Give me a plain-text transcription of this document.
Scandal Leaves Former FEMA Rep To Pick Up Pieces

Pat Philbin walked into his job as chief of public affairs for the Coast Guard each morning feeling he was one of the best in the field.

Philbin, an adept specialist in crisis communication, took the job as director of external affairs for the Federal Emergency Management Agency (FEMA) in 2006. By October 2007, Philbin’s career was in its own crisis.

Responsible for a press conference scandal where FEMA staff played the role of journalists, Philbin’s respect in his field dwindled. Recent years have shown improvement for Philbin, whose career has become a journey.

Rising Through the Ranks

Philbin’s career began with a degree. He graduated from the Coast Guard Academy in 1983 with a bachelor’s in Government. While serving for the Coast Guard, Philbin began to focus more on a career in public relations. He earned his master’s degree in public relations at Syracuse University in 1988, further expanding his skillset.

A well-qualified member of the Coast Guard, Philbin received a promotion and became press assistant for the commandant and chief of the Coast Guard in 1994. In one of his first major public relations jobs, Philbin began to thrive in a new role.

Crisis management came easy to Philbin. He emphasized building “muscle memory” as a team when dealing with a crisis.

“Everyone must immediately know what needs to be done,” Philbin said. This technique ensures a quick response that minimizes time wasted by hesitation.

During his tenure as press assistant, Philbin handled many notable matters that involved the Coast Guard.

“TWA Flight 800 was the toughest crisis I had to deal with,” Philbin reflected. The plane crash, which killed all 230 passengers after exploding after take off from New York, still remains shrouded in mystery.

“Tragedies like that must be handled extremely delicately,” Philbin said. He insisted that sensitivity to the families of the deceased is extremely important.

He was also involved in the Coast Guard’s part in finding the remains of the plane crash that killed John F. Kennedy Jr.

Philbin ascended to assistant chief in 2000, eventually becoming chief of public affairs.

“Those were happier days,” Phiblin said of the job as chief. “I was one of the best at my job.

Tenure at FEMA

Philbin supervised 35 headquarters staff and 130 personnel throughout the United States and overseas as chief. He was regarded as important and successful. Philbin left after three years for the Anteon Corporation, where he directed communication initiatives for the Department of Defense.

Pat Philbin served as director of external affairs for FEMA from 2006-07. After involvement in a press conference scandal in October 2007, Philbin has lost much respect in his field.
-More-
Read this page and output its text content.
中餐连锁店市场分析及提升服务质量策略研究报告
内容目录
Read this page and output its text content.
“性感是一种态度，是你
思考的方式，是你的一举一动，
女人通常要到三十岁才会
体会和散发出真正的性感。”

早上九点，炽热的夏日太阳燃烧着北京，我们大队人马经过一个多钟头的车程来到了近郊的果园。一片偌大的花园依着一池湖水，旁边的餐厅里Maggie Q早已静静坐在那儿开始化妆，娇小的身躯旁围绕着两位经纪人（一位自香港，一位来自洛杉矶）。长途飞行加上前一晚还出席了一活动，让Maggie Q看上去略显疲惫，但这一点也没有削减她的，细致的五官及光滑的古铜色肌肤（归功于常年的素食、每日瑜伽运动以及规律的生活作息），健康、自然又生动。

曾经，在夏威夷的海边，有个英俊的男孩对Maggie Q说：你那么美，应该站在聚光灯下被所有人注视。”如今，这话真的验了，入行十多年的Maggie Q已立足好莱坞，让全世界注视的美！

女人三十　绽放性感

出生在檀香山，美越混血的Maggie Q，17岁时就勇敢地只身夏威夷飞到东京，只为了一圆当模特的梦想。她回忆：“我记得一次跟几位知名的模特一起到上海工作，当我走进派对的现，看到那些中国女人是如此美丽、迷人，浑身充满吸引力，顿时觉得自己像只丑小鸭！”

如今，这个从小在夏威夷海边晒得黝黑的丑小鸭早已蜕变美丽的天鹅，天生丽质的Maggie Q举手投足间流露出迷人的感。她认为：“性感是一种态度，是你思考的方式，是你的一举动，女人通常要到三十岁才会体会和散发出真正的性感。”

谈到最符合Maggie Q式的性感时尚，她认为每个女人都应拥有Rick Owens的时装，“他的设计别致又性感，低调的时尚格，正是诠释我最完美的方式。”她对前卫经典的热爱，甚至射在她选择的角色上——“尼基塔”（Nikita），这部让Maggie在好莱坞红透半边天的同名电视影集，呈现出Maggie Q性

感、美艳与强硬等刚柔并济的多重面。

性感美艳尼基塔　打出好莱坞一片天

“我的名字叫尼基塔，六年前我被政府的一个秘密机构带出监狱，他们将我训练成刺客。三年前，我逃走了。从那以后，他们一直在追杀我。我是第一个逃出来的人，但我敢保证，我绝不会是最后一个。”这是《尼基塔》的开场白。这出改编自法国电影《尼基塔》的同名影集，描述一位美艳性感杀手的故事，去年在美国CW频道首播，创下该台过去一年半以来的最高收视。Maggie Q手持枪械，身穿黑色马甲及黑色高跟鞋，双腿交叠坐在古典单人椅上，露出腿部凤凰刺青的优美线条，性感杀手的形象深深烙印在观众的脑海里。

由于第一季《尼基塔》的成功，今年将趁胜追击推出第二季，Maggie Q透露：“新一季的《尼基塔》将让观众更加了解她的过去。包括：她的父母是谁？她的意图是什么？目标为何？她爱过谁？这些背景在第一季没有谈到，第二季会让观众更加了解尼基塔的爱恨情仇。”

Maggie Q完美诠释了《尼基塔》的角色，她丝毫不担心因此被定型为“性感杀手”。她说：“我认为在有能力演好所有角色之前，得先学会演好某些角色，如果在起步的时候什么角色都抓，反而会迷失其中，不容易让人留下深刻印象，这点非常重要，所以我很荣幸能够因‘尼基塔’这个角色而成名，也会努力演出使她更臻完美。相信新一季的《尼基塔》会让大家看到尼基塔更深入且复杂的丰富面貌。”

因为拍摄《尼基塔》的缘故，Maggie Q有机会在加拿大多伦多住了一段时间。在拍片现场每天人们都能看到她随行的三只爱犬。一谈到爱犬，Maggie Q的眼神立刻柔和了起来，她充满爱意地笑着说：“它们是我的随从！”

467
============
Task to complete: Reproduce every record above exactly as it appears.

Solved problem:
Give me a plain-text transcription of this document.
Scandal Leaves Former FEMA Rep To Pick Up Pieces

Pat Philbin walked into his job as chief of public affairs for the Coast Guard each morning feeling he was one of the best in the field.

Philbin, an adept specialist in crisis communication, took the job as director of external affairs for the Federal Emergency Management Agency (FEMA) in 2006. By October 2007, Philbin’s career was in its own crisis.

Responsible for a press conference scandal where FEMA staff played the role of journalists, Philbin’s respect in his field dwindled. Recent years have shown improvement for Philbin, whose career has become a journey.

Rising Through the Ranks

Philbin’s career began with a degree. He graduated from the Coast Guard Academy in 1983 with a bachelor’s in Government. While serving for the Coast Guard, Philbin began to focus more on a career in public relations. He earned his master’s degree in public relations at Syracuse University in 1988, further expanding his skillset.

A well-qualified member of the Coast Guard, Philbin received a promotion and became press assistant for the commandant and chief of the Coast Guard in 1994. In one of his first major public relations jobs, Philbin began to thrive in a new role.

Crisis management came easy to Philbin. He emphasized building “muscle memory” as a team when dealing with a crisis.

“Everyone must immediately know what needs to be done,” Philbin said. This technique ensures a quick response that minimizes time wasted by hesitation.

During his tenure as press assistant, Philbin handled many notable matters that involved the Coast Guard.

“TWA Flight 800 was the toughest crisis I had to deal with,” Philbin reflected. The plane crash, which killed all 230 passengers after exploding after take off from New York, still remains shrouded in mystery.

“Tragedies like that must be handled extremely delicately,” Philbin said. He insisted that sensitivity to the families of the deceased is extremely important.

He was also involved in the Coast Guard’s part in finding the remains of the plane crash that killed John F. Kennedy Jr.

Philbin ascended to assistant chief in 2000, eventually becoming chief of public affairs.

“Those were happier days,” Phiblin said of the job as chief. “I was one of the best at my job.

Tenure at FEMA

Philbin supervised 35 headquarters staff and 130 personnel throughout the United States and overseas as chief. He was regarded as important and successful. Philbin left after three years for the Anteon Corporation, where he directed communication initiatives for the Department of Defense.

Pat Philbin served as director of external affairs for FEMA from 2006-07. After involvement in a press conference scandal in October 2007, Philbin has lost much respect in his field.
-More-
Read this page and output its text content.
中餐连锁店市场分析及提升服务质量策略研究报告
内容目录
Read this page and output its text content.
“性感是一种态度，是你
思考的方式，是你的一举一动，
女人通常要到三十岁才会
体会和散发出真正的性感。”

早上九点，炽热的夏日太阳燃烧着北京，我们大队人马经过一个多钟头的车程来到了近郊的果园。一片偌大的花园依着一池湖水，旁边的餐厅里Maggie Q早已静静坐在那儿开始化妆，娇小的身躯旁围绕着两位经纪人（一位自香港，一位来自洛杉矶）。长途飞行加上前一晚还出席了一活动，让Maggie Q看上去略显疲惫，但这一点也没有削减她的，细致的五官及光滑的古铜色肌肤（归功于常年的素食、每日瑜伽运动以及规律的生活作息），健康、自然又生动。

曾经，在夏威夷的海边，有个英俊的男孩对Maggie Q说：你那么美，应该站在聚光灯下被所有人注视。”如今，这话真的验了，入行十多年的Maggie Q已立足好莱坞，让全世界注视的美！

女人三十　绽放性感

出生在檀香山，美越混血的Maggie Q，17岁时就勇敢地只身夏威夷飞到东京，只为了一圆当模特的梦想。她回忆：“我记得一次跟几位知名的模特一起到上海工作，当我走进派对的现，看到那些中国女人是如此美丽、迷人，浑身充满吸引力，顿时觉得自己像只丑小鸭！”

如今，这个从小在夏威夷海边晒得黝黑的丑小鸭早已蜕变美丽的天鹅，天生丽质的Maggie Q举手投足间流露出迷人的感。她认为：“性感是一种态度，是你思考的方式，是你的一举动，女人通常要到三十岁才会体会和散发出真正的性感。”

谈到最符合Maggie Q式的性感时尚，她认为每个女人都应拥有Rick Owens的时装，“他的设计别致又性感，低调的时尚格，正是诠释我最完美的方式。”她对前卫经典的热爱，甚至射在她选择的角色上——“尼基塔”（Nikita），这部让Maggie在好莱坞红透半边天的同名电视影集，呈现出Maggie Q性

感、美艳与强硬等刚柔并济的多重面。

性感美艳尼基塔　打出好莱坞一片天

“我的名字叫尼基塔，六年前我被政府的一个秘密机构带出监狱，他们将我训练成刺客。三年前，我逃走了。从那以后，他们一直在追杀我。我是第一个逃出来的人，但我敢保证，我绝不会是最后一个。”这是《尼基塔》的开场白。这出改编自法国电影《尼基塔》的同名影集，描述一位美艳性感杀手的故事，去年在美国CW频道首播，创下该台过去一年半以来的最高收视。Maggie Q手持枪械，身穿黑色马甲及黑色高跟鞋，双腿交叠坐在古典单人椅上，露出腿部凤凰刺青的优美线条，性感杀手的形象深深烙印在观众的脑海里。

由于第一季《尼基塔》的成功，今年将趁胜追击推出第二季，Maggie Q透露：“新一季的《尼基塔》将让观众更加了解她的过去。包括：她的父母是谁？她的意图是什么？目标为何？她爱过谁？这些背景在第一季没有谈到，第二季会让观众更加了解尼基塔的爱恨情仇。”

Maggie Q完美诠释了《尼基塔》的角色，她丝毫不担心因此被定型为“性感杀手”。她说：“我认为在有能力演好所有角色之前，得先学会演好某些角色，如果在起步的时候什么角色都抓，反而会迷失其中，不容易让人留下深刻印象，这点非常重要，所以我很荣幸能够因‘尼基塔’这个角色而成名，也会努力演出使她更臻完美。相信新一季的《尼基塔》会让大家看到尼基塔更深入且复杂的丰富面貌。”

因为拍摄《尼基塔》的缘故，Maggie Q有机会在加拿大多伦多住了一段时间。在拍片现场每天人们都能看到她随行的三只爱犬。一谈到爱犬，Maggie Q的眼神立刻柔和了起来，她充满爱意地笑着说：“它们是我的随从！”

467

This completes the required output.